QUÉ SE PIDE:
**1.** Reproduce palabra por palabra el texto sobre el ají, empezando por "Los abuelos también" y siguiendo hasta "provocamos y degustamos.".
**2.** Prolonga el texto sobre el ají a partir de su última oración.

TEXTO PARA LEER:
----------

(Artículo originalmente aparecido en sección Come y Bebe de la revista GkillCity)
Ilustración de Majo Rodríguez.
En la raída
euforia de la noche
le amontonan la
sombra las estrellas,
eructa, como un
dios, hacia el olvido
y queda
tambaleando en la insolencia.
¿Asó que
agonizando, Guaquinchay?
¿Con que echándole
ají a todas las penas?
¿Noviando con la
muerte? ¿Has olvidado
que la muerte se
acuesta con cualquiera?
Tejada Gómez. El hombre del ají.
La Hildita, señora esposa de mi padre, suele decirnos
siempre ‘perdone el malhechito’
cuando se le agradece por la comida, no importa si es una cena de diseño o un
sencillo motepillo de la tarde. Es
una muletilla de modestia propia del protocolo familiar cuencano para esconder
el encendido orgullo que da ver a la familia comiendo feliz en el brete de uno. Lo mismo ocurre con la frase “comida
mala con ají resbala”. Fue hecha
para amagar. No tiene que ver con
la comida in stricto sensu, -a una
comida mala no la salva ni un ají servido en el santo Grial-, tiene que ver con
la forma de encarar la vida. Si
tienes ají corriendo en tus venas, carajo, se te aclara la mente, se templan
los nervios, tus pulmones agradecen y tienes unos centímetros de ventaja en la
desbandada. Arrarray. Po eso los
quichuas llevan semillas de ají en el morral, para que los cucos, los ladrones
y el mal aire se hagan a un lado.
Nadie puede detener a un dragón que echa fuego tan sabroso por la boca.
Los abuelos también dicen que no hay que fiarse de una
persona que no le gusta el ají, porque seguramente es cobarde, hipócrita y
mentiroso. Cuando menos está claro
que es gente que no le gusta probar, correr riesgos, aventurarse, quedar al
descubierto. El ají es una comida
pecaminosa, lujuriosa, porque tiene relación con la lengua, con el órgano más
concupiscente que nos surge del alma. La lengua es la embajadora de la pulsión
sexual. Con la lengua amamos, seducimos,
insultamos, provocamos y degustamos.
El vínculo del ají con la lengua es de una obscenidad arraigada. ¿Acaso muchas de las variedades de
vayas de ají no parecen una lengua insidiosa, colorada, decidida, abochornante,
salida de una gárgola libertina? Esos
colores, ese brillo. Aún tengo en
la cabeza esos retratos eróticos en blanco y negro de pimientos desnudos
fotografiados por Weston en el desbocado México de los
años 20. Virgen santísima. La
lengua y sus papilas enhiestas son la plataforma de despegue del sacudón ajisíaco, neologismo que me acabo de
inventar, ahorita, mientras tengo un subidón casi lisérgico accionado por ingentes
cucharadas de ají ahumado con quinua. El
Amauma es el mejor. Una combinación matemática
que solo le falta ser ilegal para constar en los inventarios personales de los
exploradores de paraísos artificiales.

----------

REGISTROS MOSTRADOS:

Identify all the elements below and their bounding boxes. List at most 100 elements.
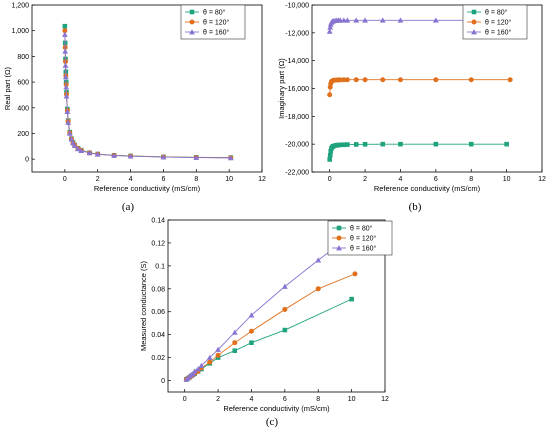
x-tick-label: 12 bbox=[381, 396, 389, 403]
legend: θ = 80° θ = 120° θ = 160° bbox=[327, 220, 393, 256]
x-axis-label: Reference conductivity (mS/cm) bbox=[374, 184, 481, 193]
x-tick-label: 12 bbox=[538, 176, 546, 183]
y-tick-label: 1,200 bbox=[11, 3, 29, 10]
data-point bbox=[227, 154, 234, 161]
y-tick-label: 400 bbox=[17, 105, 29, 112]
legend-entry: θ = 120° bbox=[350, 235, 377, 243]
data-point bbox=[249, 340, 254, 345]
y-axis-label: Real part (Ω) bbox=[3, 66, 12, 110]
x-tick-label: 4 bbox=[250, 396, 254, 403]
y-tick-label: 200 bbox=[17, 131, 29, 138]
legend-entry: θ = 120° bbox=[203, 19, 230, 27]
x-tick-label: 4 bbox=[129, 176, 133, 183]
data-point bbox=[198, 362, 205, 368]
legend: θ = 80° θ = 120° θ = 160° bbox=[462, 4, 528, 40]
chart-panel-3: 0 2 4 6 8 10 12 0 0.02 0.04 0.06 0.08 0.1 0.12 0.14 Ref… bbox=[139, 218, 393, 428]
data-point bbox=[282, 306, 288, 312]
legend-entry: θ = 160° bbox=[203, 29, 230, 37]
series-theta120 bbox=[62, 28, 234, 161]
x-axis-label: Reference conductivity (mS/cm) bbox=[94, 184, 201, 193]
data-point bbox=[127, 153, 134, 159]
data-point bbox=[433, 141, 439, 147]
y-tick-label: 0 bbox=[161, 378, 165, 385]
y-tick-label: -20,000 bbox=[285, 142, 309, 149]
data-point bbox=[397, 17, 404, 23]
data-point bbox=[64, 108, 71, 114]
data-point bbox=[344, 77, 350, 83]
x-tick-label: 0 bbox=[63, 176, 67, 183]
data-point bbox=[328, 148, 334, 154]
legend-entry: θ = 80° bbox=[203, 9, 226, 17]
series-theta80 bbox=[184, 296, 354, 382]
legend-marker bbox=[336, 245, 342, 251]
legend-entry: θ = 160° bbox=[485, 29, 512, 37]
data-point bbox=[353, 17, 360, 23]
data-point bbox=[215, 346, 221, 352]
y-tick-label: 0.04 bbox=[151, 332, 165, 339]
y-tick-label: 0.08 bbox=[151, 286, 165, 293]
data-point bbox=[468, 77, 474, 83]
legend-marker bbox=[189, 19, 195, 25]
series-line bbox=[64, 30, 231, 159]
legend-marker bbox=[189, 29, 195, 35]
panel-label: (a) bbox=[122, 201, 135, 213]
x-tick-label: 0 bbox=[328, 176, 332, 183]
data-point bbox=[232, 340, 238, 346]
data-point bbox=[94, 151, 101, 157]
x-tick-label: 10 bbox=[503, 176, 511, 183]
data-point bbox=[232, 348, 238, 354]
legend-entry: θ = 120° bbox=[485, 19, 512, 27]
data-point bbox=[248, 312, 255, 318]
data-point bbox=[71, 142, 78, 148]
legend-entry: θ = 80° bbox=[485, 9, 508, 17]
x-tick-label: 8 bbox=[469, 176, 473, 183]
series-line bbox=[64, 34, 231, 159]
chart-panel-2: 0 2 4 6 8 10 12 -22,000 -20,000 -18,000 -16,000 -14… bbox=[277, 3, 546, 214]
y-tick-label: 0.06 bbox=[151, 309, 165, 316]
panel-label: (c) bbox=[266, 416, 279, 428]
data-point bbox=[341, 142, 347, 148]
x-tick-label: 8 bbox=[316, 396, 320, 403]
legend-marker bbox=[471, 9, 477, 15]
y-tick-label: -16,000 bbox=[285, 86, 309, 93]
data-point bbox=[341, 77, 347, 83]
x-tick-label: 12 bbox=[258, 176, 266, 183]
data-point bbox=[352, 271, 358, 277]
data-point bbox=[62, 28, 68, 34]
data-point bbox=[345, 142, 350, 147]
data-point bbox=[206, 354, 213, 360]
data-point bbox=[315, 257, 322, 263]
panel-label: (b) bbox=[409, 201, 422, 213]
y-axis-label: Measured conductance (S) bbox=[139, 260, 148, 351]
y-tick-label: 1,000 bbox=[11, 28, 29, 35]
legend-marker bbox=[471, 19, 477, 25]
data-point bbox=[282, 327, 288, 333]
data-point bbox=[362, 142, 368, 147]
data-point bbox=[504, 141, 509, 147]
y-tick-label: 0.1 bbox=[155, 263, 165, 270]
data-point bbox=[62, 74, 69, 80]
y-tick-label: -12,000 bbox=[285, 30, 309, 37]
data-point bbox=[327, 24, 334, 30]
series-line bbox=[186, 298, 352, 380]
x-tick-label: 10 bbox=[348, 396, 356, 403]
data-point bbox=[61, 31, 68, 37]
x-tick-label: 6 bbox=[283, 396, 287, 403]
data-point bbox=[62, 23, 68, 29]
data-point bbox=[380, 77, 386, 83]
legend: θ = 80° θ = 120° θ = 160° bbox=[180, 4, 246, 40]
data-point bbox=[432, 17, 439, 23]
x-tick-label: 2 bbox=[363, 176, 367, 183]
plot-frame bbox=[31, 4, 263, 173]
data-point bbox=[380, 141, 386, 147]
x-tick-label: 6 bbox=[434, 176, 438, 183]
legend-marker bbox=[336, 235, 342, 241]
series-line bbox=[64, 26, 231, 159]
data-point bbox=[160, 154, 167, 160]
data-point bbox=[326, 28, 333, 34]
data-point bbox=[398, 141, 403, 147]
data-point bbox=[362, 77, 368, 83]
series-theta80 bbox=[62, 23, 234, 160]
legend-marker bbox=[189, 9, 195, 15]
data-point bbox=[349, 296, 354, 302]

----------

RESULTADOS:
**1.**
Los abuelos también dicen que no hay que fiarse de una
persona que no le gusta el ají, porque seguramente es cobarde, hipócrita y
mentiroso. Cuando menos está claro
que es gente que no le gusta probar, correr riesgos, aventurarse, quedar al
descubierto. El ají es una comida
pecaminosa, lujuriosa, porque tiene relación con la lengua, con el órgano más
concupiscente que nos surge del alma. La lengua es la embajadora de la pulsión
sexual. Con la lengua amamos, seducimos,
insultamos, provocamos y degustamos.

**2.**
Exagero, claro, pero no es mi culpa, es del ají.
El ají recuerda las dualidades, el
binomio del humano: pasión y serenidad, rostro y máscara, prosaico y sublime,
dionisíaco y apolíneo, difícil y sutil, carnal y platónico. Depende del maridaje planteado. Personalmente lo prefiero en sopas,
calientes o frías, pero un buen ají es ese compañero querido que saca a bailar
a todas las del curso con el mismo entusiasmo. A los locros, caldos con yucas, granos y demás comidas
gazmoñas, les viene bien el alegre ají con chocho y tomate de árbol. A la comida del mar, más disipada, turgente,
le acompañan bien los ajíes en vinagres y maníes, y a las comidas con maíz,
mote y plátanos repes, deleites más bien tucos, el ají con pepa de sambo les
aporta decoro y suavidad. Para las
papas cocidas, las ensaladas duras y los tentempiés sanos pero obtusos, el ají
en salsa de queso o con yogurt elimina los malentendidos. Para las pizzas y
pastas está bien el ají en aceites o en polvo, para empanadas y arepas el ají
con aguacate es coteja y para la comida chatarra en general el ají en salsas
licuadas ayuda a mantener la dignidad. De todas formas no existen fórmulas ni
claves, las combinaciones y recetas varían tanto como los paladares y las ganas
de probar sabores. Eso sí,
restaurante o cucho que se respete, debe considerar a su ají como parte
integral de la impronta y la personalidad del local. Es su huella digital.
Como una pila bautismal en una iglesia, el pozuelo de ají debe exhumar
la identidad del lugar. Otra vez
exagero, pero el ají es sinónimo de exageración también.
El ají o el chile es tan americano
como el café y el chocolate -hay un chocolate con ají de Pacari que es vitamina
de superhéroes-, que cuando Colón llegó a estas tierras las confundió aún más
con las Indias por el haxi, palabra con la que los taínos de Quisqueya llamaban
al fruto de marras. El
conquistador creía que era la pimienta negra del oriente. Pobre insulso. El ají confunde.
El ají aturde y conquista, desde el Puerto de Palos hasta la gran China,
y la única lengua en común que tenemos es esa que se las apaña febril con el
ají ubicuo y universal, de tantos colores, calibres e intensidades.
Y el ají es a la comida como el
humor es a la vida. El que se
pica, gana. Todo lo picante nos
devuelve el vaivén arrebatado por la monotonía. En la literatura, en el cine, en la pintura, en el teatro,
en el sexo y por supuesto en la comida.
Por eso, no se hable más, póngale ají a lo que nunca antes le ha puesto
y verá cómo si no le agrada al menos se sacudirá los estreses y las brumas
grises del día a día. Le doy una
receta simple, en una sartén a fuego medio dore ají cocido, sin semillas, y
pepas de sambo, luego licue con sal, aceite y agua, al final añada cebollita picada
más cilantro. Listo, luego cante
todos los días en la ducha y pruebe más cosas que la vida es corta y el ají disuelve
la espera.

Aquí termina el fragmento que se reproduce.